DATA ENTRIES ▸
◆ ◆ ◆ ◆ ◆

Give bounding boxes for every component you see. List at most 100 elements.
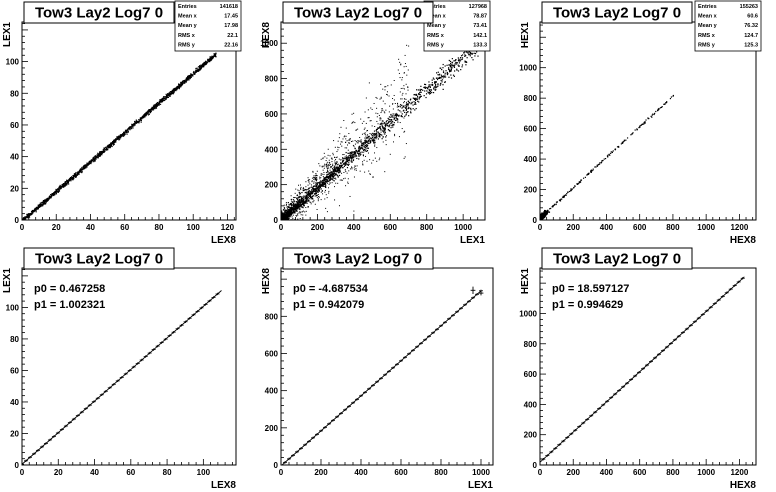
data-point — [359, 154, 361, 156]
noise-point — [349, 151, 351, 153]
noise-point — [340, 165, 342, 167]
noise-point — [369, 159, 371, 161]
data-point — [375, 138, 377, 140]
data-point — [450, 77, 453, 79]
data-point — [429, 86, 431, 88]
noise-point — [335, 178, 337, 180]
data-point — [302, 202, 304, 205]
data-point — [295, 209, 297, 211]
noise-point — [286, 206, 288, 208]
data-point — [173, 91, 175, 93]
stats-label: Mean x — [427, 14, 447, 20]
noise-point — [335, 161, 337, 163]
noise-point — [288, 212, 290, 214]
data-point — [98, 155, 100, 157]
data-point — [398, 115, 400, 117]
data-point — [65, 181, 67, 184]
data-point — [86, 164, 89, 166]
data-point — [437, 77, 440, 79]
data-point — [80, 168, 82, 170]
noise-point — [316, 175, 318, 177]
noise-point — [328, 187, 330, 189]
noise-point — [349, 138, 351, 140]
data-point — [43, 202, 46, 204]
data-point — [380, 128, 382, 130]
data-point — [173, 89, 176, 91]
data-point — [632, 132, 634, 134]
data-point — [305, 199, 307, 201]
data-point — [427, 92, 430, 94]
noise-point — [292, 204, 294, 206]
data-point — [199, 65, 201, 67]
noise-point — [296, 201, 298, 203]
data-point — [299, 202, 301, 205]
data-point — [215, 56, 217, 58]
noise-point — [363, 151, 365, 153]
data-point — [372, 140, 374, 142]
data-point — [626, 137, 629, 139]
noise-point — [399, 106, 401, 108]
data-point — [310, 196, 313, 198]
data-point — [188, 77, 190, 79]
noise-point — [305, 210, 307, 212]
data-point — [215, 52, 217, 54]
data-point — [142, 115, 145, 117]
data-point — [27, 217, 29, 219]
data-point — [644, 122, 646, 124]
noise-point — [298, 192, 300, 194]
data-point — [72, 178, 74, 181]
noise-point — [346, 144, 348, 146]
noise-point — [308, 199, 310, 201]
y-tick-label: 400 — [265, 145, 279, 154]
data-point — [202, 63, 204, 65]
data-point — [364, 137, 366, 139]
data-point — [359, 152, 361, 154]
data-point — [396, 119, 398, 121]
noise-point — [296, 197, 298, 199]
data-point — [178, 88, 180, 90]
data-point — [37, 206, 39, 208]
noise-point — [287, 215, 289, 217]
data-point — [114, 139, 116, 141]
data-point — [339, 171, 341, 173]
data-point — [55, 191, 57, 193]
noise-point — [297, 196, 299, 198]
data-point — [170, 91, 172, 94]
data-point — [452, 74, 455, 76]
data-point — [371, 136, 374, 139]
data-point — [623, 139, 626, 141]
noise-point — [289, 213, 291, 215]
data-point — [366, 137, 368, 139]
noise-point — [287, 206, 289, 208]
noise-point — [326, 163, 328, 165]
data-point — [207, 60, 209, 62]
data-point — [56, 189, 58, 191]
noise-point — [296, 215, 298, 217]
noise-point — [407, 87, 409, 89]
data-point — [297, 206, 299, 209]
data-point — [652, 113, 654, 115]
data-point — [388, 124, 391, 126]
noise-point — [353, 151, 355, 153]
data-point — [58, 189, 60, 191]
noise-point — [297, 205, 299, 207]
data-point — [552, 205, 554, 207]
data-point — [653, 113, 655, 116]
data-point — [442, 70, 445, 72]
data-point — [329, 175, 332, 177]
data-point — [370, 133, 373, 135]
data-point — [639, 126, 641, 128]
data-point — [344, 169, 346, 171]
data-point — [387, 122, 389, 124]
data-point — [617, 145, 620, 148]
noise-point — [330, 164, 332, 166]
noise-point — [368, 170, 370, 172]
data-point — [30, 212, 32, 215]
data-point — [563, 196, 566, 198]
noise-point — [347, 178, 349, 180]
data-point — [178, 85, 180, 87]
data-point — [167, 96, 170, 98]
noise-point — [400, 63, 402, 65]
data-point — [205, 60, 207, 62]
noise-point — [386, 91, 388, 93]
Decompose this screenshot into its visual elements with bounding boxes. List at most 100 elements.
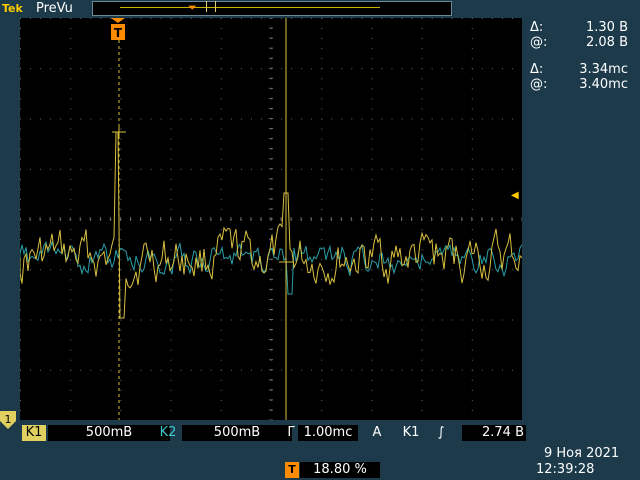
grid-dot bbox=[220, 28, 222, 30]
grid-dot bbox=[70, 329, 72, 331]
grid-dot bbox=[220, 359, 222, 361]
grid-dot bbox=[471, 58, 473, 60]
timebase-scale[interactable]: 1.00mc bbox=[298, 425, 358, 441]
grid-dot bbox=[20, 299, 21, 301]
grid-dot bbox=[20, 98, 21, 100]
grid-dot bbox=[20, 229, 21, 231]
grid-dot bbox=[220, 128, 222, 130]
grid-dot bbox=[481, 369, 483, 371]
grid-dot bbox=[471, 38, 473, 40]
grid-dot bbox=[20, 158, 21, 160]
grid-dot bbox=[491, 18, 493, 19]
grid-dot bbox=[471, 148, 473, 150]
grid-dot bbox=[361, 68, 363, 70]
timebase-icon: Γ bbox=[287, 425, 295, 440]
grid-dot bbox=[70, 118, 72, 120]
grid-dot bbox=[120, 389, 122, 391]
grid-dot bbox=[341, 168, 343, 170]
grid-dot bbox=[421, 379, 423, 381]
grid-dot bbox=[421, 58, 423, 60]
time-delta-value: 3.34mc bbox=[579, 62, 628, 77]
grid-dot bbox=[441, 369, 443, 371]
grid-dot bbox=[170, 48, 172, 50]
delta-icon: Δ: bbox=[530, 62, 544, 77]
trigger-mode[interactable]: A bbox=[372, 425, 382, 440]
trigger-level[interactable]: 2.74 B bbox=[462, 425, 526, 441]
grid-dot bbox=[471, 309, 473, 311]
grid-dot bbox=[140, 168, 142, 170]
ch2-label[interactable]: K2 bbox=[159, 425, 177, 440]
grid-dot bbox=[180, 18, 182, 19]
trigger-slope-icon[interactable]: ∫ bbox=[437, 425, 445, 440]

◆ ◆ ◆ ◆ ◆

WRITTEN REQUEST ▸
Change every "noise-point" in the entries above to "outlier-point" and write out all their lines again, otherwise unchanged. Leave the pictures out.

ANSWER TO THIS EXERCISE ▸
Give bounding boxes for every component you see. List at most 100 elements.
data-point — [359, 154, 361, 156]
outlier-point — [349, 151, 351, 153]
outlier-point — [340, 165, 342, 167]
outlier-point — [369, 159, 371, 161]
data-point — [375, 138, 377, 140]
data-point — [450, 77, 453, 79]
data-point — [429, 86, 431, 88]
outlier-point — [335, 178, 337, 180]
data-point — [302, 202, 304, 205]
data-point — [295, 209, 297, 211]
outlier-point — [286, 206, 288, 208]
data-point — [173, 91, 175, 93]
stats-label: Mean x — [427, 14, 447, 20]
outlier-point — [335, 161, 337, 163]
outlier-point — [288, 212, 290, 214]
data-point — [98, 155, 100, 157]
data-point — [398, 115, 400, 117]
data-point — [65, 181, 67, 184]
data-point — [86, 164, 89, 166]
data-point — [437, 77, 440, 79]
data-point — [80, 168, 82, 170]
outlier-point — [316, 175, 318, 177]
outlier-point — [328, 187, 330, 189]
outlier-point — [349, 138, 351, 140]
data-point — [43, 202, 46, 204]
data-point — [380, 128, 382, 130]
data-point — [173, 89, 176, 91]
data-point — [632, 132, 634, 134]
data-point — [305, 199, 307, 201]
data-point — [427, 92, 430, 94]
outlier-point — [292, 204, 294, 206]
data-point — [199, 65, 201, 67]
outlier-point — [296, 201, 298, 203]
data-point — [299, 202, 301, 205]
data-point — [215, 56, 217, 58]
outlier-point — [363, 151, 365, 153]
data-point — [372, 140, 374, 142]
data-point — [626, 137, 629, 139]
outlier-point — [399, 106, 401, 108]
data-point — [310, 196, 313, 198]
data-point — [188, 77, 190, 79]
outlier-point — [305, 210, 307, 212]
data-point — [215, 52, 217, 54]
data-point — [142, 115, 145, 117]
data-point — [27, 217, 29, 219]
data-point — [644, 122, 646, 124]
outlier-point — [298, 192, 300, 194]
data-point — [72, 178, 74, 181]
outlier-point — [346, 144, 348, 146]
outlier-point — [308, 199, 310, 201]
y-tick-label: 400 — [265, 145, 279, 154]
data-point — [202, 63, 204, 65]
data-point — [364, 137, 366, 139]
data-point — [359, 152, 361, 154]
data-point — [396, 119, 398, 121]
outlier-point — [296, 197, 298, 199]
data-point — [178, 88, 180, 90]
data-point — [37, 206, 39, 208]
outlier-point — [287, 215, 289, 217]
data-point — [114, 139, 116, 141]
data-point — [339, 171, 341, 173]
data-point — [55, 191, 57, 193]
outlier-point — [297, 196, 299, 198]
data-point — [170, 91, 172, 94]
data-point — [452, 74, 455, 76]
data-point — [371, 136, 374, 139]
data-point — [623, 139, 626, 141]
outlier-point — [289, 213, 291, 215]
data-point — [366, 137, 368, 139]
outlier-point — [287, 206, 289, 208]
outlier-point — [326, 163, 328, 165]
data-point — [207, 60, 209, 62]
data-point — [56, 189, 58, 191]
outlier-point — [296, 215, 298, 217]
outlier-point — [407, 87, 409, 89]
data-point — [297, 206, 299, 209]
data-point — [652, 113, 654, 115]
data-point — [388, 124, 391, 126]
outlier-point — [353, 151, 355, 153]
data-point — [58, 189, 60, 191]
outlier-point — [297, 205, 299, 207]
data-point — [552, 205, 554, 207]
data-point — [653, 113, 655, 116]
data-point — [442, 70, 445, 72]
data-point — [329, 175, 332, 177]
data-point — [370, 133, 373, 135]
data-point — [639, 126, 641, 128]
data-point — [344, 169, 346, 171]
data-point — [387, 122, 389, 124]
data-point — [617, 145, 620, 148]
outlier-point — [330, 164, 332, 166]
outlier-point — [368, 170, 370, 172]
data-point — [30, 212, 32, 215]
data-point — [563, 196, 566, 198]
outlier-point — [347, 178, 349, 180]
data-point — [178, 85, 180, 87]
data-point — [167, 96, 170, 98]
outlier-point — [400, 63, 402, 65]
data-point — [205, 60, 207, 62]
outlier-point — [386, 91, 388, 93]
Decompose this screenshot into its visual elements with bounding boxes. List at most 100 elements.
grid-dot bbox=[220, 28, 222, 30]
grid-dot bbox=[70, 329, 72, 331]
grid-dot bbox=[220, 359, 222, 361]
grid-dot bbox=[471, 58, 473, 60]
timebase-scale[interactable]: 1.00mc bbox=[298, 425, 358, 441]
grid-dot bbox=[20, 299, 21, 301]
grid-dot bbox=[20, 98, 21, 100]
grid-dot bbox=[20, 229, 21, 231]
grid-dot bbox=[220, 128, 222, 130]
grid-dot bbox=[481, 369, 483, 371]
grid-dot bbox=[471, 38, 473, 40]
grid-dot bbox=[20, 158, 21, 160]
grid-dot bbox=[491, 18, 493, 19]
grid-dot bbox=[471, 148, 473, 150]
grid-dot bbox=[361, 68, 363, 70]
timebase-icon: Γ bbox=[287, 425, 295, 440]
grid-dot bbox=[70, 118, 72, 120]
grid-dot bbox=[120, 389, 122, 391]
grid-dot bbox=[341, 168, 343, 170]
grid-dot bbox=[421, 379, 423, 381]
grid-dot bbox=[421, 58, 423, 60]
time-delta-value: 3.34mc bbox=[579, 62, 628, 77]
grid-dot bbox=[441, 369, 443, 371]
grid-dot bbox=[170, 48, 172, 50]
delta-icon: Δ: bbox=[530, 62, 544, 77]
trigger-mode[interactable]: A bbox=[372, 425, 382, 440]
trigger-level[interactable]: 2.74 B bbox=[462, 425, 526, 441]
grid-dot bbox=[471, 309, 473, 311]
grid-dot bbox=[140, 168, 142, 170]
ch2-label[interactable]: K2 bbox=[159, 425, 177, 440]
grid-dot bbox=[180, 18, 182, 19]
trigger-slope-icon[interactable]: ∫ bbox=[437, 425, 445, 440]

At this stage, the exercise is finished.